(What you need to do):
Search the records for the word "this" and report each line that has it.
· · ·
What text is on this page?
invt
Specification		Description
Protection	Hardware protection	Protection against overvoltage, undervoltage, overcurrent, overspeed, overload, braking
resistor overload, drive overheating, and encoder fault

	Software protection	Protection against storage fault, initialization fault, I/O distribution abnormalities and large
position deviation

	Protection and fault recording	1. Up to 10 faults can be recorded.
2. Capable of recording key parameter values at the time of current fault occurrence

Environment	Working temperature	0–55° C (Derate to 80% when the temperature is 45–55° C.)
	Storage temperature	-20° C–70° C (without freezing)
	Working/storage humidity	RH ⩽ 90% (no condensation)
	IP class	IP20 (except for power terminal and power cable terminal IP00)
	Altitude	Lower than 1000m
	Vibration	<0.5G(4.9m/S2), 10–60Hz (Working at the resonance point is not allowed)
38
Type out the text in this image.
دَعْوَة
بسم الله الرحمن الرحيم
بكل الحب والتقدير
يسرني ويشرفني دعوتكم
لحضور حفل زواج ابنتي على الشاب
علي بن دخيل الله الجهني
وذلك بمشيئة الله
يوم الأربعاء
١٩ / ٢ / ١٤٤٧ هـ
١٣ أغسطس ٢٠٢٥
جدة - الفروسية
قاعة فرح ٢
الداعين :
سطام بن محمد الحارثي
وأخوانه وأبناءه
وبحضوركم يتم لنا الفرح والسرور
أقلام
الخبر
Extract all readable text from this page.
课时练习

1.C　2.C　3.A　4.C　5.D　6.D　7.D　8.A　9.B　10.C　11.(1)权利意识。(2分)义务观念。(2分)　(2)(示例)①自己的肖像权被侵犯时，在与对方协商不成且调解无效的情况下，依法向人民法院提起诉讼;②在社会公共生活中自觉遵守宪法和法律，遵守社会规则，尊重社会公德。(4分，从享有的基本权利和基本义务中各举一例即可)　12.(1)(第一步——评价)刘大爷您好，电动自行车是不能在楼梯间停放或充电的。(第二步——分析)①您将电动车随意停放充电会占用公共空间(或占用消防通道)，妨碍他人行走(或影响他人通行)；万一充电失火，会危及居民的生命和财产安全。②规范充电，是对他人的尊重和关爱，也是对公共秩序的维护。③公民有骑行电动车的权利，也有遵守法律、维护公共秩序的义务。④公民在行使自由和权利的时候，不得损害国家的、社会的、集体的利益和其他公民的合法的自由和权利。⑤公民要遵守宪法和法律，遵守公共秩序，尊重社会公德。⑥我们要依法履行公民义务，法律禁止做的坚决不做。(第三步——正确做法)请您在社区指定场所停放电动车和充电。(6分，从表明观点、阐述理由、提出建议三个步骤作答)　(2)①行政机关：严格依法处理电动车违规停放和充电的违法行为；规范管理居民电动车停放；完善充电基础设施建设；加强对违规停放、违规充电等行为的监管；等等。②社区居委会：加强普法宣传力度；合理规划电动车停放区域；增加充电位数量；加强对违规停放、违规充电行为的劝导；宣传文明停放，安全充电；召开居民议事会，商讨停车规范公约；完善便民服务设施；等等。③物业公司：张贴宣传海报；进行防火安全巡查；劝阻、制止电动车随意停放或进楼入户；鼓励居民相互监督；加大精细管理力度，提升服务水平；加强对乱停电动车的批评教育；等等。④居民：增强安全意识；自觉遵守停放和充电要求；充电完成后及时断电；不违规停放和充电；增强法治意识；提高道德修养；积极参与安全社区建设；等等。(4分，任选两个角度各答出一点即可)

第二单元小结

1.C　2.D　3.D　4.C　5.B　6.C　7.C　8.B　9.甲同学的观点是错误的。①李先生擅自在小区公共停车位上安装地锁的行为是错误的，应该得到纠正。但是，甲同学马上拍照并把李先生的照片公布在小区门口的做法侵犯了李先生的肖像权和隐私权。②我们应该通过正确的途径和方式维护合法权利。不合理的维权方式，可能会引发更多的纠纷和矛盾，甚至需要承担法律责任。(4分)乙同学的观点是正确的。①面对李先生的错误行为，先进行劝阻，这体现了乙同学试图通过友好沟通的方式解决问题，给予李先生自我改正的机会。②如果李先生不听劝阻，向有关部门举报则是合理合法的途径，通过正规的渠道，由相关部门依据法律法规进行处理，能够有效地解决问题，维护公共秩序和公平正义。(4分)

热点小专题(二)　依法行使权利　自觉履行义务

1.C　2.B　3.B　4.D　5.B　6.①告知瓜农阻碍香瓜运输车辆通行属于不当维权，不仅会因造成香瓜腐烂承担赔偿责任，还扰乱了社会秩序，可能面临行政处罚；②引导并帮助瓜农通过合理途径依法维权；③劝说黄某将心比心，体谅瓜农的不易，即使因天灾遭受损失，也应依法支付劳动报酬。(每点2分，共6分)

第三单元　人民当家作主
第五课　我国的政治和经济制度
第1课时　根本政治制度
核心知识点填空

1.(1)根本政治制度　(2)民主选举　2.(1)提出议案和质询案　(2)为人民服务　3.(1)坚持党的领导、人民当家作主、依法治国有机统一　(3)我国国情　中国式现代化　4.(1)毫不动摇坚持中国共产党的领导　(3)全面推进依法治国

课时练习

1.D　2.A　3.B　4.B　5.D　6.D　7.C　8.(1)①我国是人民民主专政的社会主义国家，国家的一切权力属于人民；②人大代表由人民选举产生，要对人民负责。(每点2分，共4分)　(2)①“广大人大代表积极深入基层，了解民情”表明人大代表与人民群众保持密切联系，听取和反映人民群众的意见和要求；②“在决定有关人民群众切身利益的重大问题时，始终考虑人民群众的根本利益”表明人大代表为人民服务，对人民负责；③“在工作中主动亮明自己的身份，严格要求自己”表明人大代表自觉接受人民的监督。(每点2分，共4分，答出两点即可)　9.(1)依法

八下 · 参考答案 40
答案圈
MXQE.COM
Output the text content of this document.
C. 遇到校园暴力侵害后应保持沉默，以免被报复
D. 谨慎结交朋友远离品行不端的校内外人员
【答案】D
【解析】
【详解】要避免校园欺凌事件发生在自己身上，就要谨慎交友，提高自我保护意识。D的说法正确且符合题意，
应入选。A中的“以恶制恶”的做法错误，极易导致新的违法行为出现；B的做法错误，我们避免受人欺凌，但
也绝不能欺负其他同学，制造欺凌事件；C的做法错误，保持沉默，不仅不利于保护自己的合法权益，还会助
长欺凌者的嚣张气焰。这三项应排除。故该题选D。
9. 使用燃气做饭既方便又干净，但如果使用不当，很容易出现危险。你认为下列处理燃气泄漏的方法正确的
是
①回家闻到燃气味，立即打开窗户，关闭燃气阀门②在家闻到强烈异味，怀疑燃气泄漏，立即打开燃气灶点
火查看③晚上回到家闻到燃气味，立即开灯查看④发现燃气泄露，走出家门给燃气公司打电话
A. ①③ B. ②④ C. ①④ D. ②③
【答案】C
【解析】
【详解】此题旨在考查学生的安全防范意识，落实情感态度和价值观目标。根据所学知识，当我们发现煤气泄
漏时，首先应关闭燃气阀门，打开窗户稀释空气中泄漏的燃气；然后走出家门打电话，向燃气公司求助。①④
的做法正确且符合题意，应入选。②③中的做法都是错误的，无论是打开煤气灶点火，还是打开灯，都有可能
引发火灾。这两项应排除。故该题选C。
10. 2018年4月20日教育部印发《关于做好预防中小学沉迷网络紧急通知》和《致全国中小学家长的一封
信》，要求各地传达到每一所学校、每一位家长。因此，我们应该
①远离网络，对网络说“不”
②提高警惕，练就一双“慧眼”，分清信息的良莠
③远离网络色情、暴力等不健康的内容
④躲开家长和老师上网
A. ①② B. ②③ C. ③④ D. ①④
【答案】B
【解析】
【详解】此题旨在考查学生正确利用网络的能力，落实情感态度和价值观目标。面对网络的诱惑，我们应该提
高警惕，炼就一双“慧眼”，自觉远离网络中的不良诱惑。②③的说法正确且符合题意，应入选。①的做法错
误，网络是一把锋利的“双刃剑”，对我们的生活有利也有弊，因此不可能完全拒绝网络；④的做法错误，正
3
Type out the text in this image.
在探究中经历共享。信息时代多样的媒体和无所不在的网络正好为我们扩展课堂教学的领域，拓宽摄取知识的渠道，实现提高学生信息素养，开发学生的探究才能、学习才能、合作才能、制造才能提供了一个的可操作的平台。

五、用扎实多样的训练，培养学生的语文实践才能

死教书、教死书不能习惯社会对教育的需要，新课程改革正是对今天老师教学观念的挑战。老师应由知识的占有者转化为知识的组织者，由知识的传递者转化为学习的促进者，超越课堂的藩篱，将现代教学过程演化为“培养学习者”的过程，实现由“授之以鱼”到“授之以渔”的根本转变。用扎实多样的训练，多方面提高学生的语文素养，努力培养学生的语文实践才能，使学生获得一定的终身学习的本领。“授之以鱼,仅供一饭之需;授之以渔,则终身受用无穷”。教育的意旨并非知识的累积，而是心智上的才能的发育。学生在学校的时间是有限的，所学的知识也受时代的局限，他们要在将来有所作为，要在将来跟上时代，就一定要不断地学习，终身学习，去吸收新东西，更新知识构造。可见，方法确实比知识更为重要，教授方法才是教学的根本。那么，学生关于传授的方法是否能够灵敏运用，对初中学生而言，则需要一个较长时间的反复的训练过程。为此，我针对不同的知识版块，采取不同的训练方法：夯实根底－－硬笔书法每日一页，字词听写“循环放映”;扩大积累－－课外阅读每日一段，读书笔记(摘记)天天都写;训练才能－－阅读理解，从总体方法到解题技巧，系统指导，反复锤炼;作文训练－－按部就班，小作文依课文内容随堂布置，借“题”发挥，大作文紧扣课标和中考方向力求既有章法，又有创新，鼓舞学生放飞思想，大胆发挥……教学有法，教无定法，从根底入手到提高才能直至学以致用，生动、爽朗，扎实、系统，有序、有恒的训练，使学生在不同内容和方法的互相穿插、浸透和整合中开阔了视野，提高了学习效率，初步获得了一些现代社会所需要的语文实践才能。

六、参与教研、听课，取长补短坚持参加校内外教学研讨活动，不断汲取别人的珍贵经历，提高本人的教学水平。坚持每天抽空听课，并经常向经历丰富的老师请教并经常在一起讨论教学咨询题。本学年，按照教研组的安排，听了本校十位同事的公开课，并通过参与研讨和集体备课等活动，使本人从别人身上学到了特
· · ·
(Written solution):
What text is on this page?
Type out the text in this image.
Extract all readable text from this page.
Output the text content of this document.
Type out the text in this image.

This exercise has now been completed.